## [TASK TO CARRY OUT]
Nothing in the records may be left out or altered; reproduce them all exactly.

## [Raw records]

★ ★ ★ ★ ★

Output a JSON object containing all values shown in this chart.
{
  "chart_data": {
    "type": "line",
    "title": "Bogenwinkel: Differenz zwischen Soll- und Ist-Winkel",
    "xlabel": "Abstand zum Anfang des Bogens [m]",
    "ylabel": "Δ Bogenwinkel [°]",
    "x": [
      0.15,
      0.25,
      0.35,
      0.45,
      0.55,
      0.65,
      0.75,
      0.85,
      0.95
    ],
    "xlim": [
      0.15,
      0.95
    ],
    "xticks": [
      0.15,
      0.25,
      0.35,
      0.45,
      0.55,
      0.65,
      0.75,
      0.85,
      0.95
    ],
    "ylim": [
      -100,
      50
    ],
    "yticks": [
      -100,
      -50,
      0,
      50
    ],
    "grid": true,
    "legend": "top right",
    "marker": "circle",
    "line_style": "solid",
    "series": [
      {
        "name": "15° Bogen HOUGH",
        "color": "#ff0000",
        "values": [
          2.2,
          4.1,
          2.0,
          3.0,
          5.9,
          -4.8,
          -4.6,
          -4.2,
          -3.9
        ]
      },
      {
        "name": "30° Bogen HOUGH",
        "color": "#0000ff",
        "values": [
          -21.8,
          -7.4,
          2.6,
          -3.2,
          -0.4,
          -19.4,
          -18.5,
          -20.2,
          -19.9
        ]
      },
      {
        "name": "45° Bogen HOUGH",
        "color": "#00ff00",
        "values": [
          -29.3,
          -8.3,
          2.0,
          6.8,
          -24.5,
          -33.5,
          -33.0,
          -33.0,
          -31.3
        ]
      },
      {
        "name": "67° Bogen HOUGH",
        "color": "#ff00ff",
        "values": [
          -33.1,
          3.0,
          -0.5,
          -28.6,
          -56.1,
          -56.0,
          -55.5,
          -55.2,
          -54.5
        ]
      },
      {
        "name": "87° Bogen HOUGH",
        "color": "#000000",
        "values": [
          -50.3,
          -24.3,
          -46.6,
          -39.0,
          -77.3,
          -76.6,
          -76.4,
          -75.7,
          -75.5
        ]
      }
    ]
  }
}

★ ★ ★ ★ ★

## [SOLUTION TO THIS EXERCISE]
Output a JSON object containing all values shown in this chart.
{
  "chart_data": {
    "type": "line",
    "title": "Bogenwinkel: Differenz zwischen Soll- und Ist-Winkel",
    "xlabel": "Abstand zum Anfang des Bogens [m]",
    "ylabel": "Δ Bogenwinkel [°]",
    "x": [
      0.15,
      0.25,
      0.35,
      0.45,
      0.55,
      0.65,
      0.75,
      0.85,
      0.95
    ],
    "xlim": [
      0.15,
      0.95
    ],
    "xticks": [
      0.15,
      0.25,
      0.35,
      0.45,
      0.55,
      0.65,
      0.75,
      0.85,
      0.95
    ],
    "ylim": [
      -100,
      50
    ],
    "yticks": [
      -100,
      -50,
      0,
      50
    ],
    "grid": true,
    "legend": "top right",
    "marker": "circle",
    "line_style": "solid",
    "series": [
      {
        "name": "15° Bogen HOUGH",
        "color": "#ff0000",
        "values": [
          2.2,
          4.1,
          2.0,
          3.0,
          5.9,
          -4.8,
          -4.6,
          -4.2,
          -3.9
        ]
      },
      {
        "name": "30° Bogen HOUGH",
        "color": "#0000ff",
        "values": [
          -21.8,
          -7.4,
          2.6,
          -3.2,
          -0.4,
          -19.4,
          -18.5,
          -20.2,
          -19.9
        ]
      },
      {
        "name": "45° Bogen HOUGH",
        "color": "#00ff00",
        "values": [
          -29.3,
          -8.3,
          2.0,
          6.8,
          -24.5,
          -33.5,
          -33.0,
          -33.0,
          -31.3
        ]
      },
      {
        "name": "67° Bogen HOUGH",
        "color": "#ff00ff",
        "values": [
          -33.1,
          3.0,
          -0.5,
          -28.6,
          -56.1,
          -56.0,
          -55.5,
          -55.2,
          -54.5
        ]
      },
      {
        "name": "87° Bogen HOUGH",
        "color": "#000000",
        "values": [
          -50.3,
          -24.3,
          -46.6,
          -39.0,
          -77.3,
          -76.6,
          -76.4,
          -75.7,
          -75.5
        ]
      }
    ]
  }
}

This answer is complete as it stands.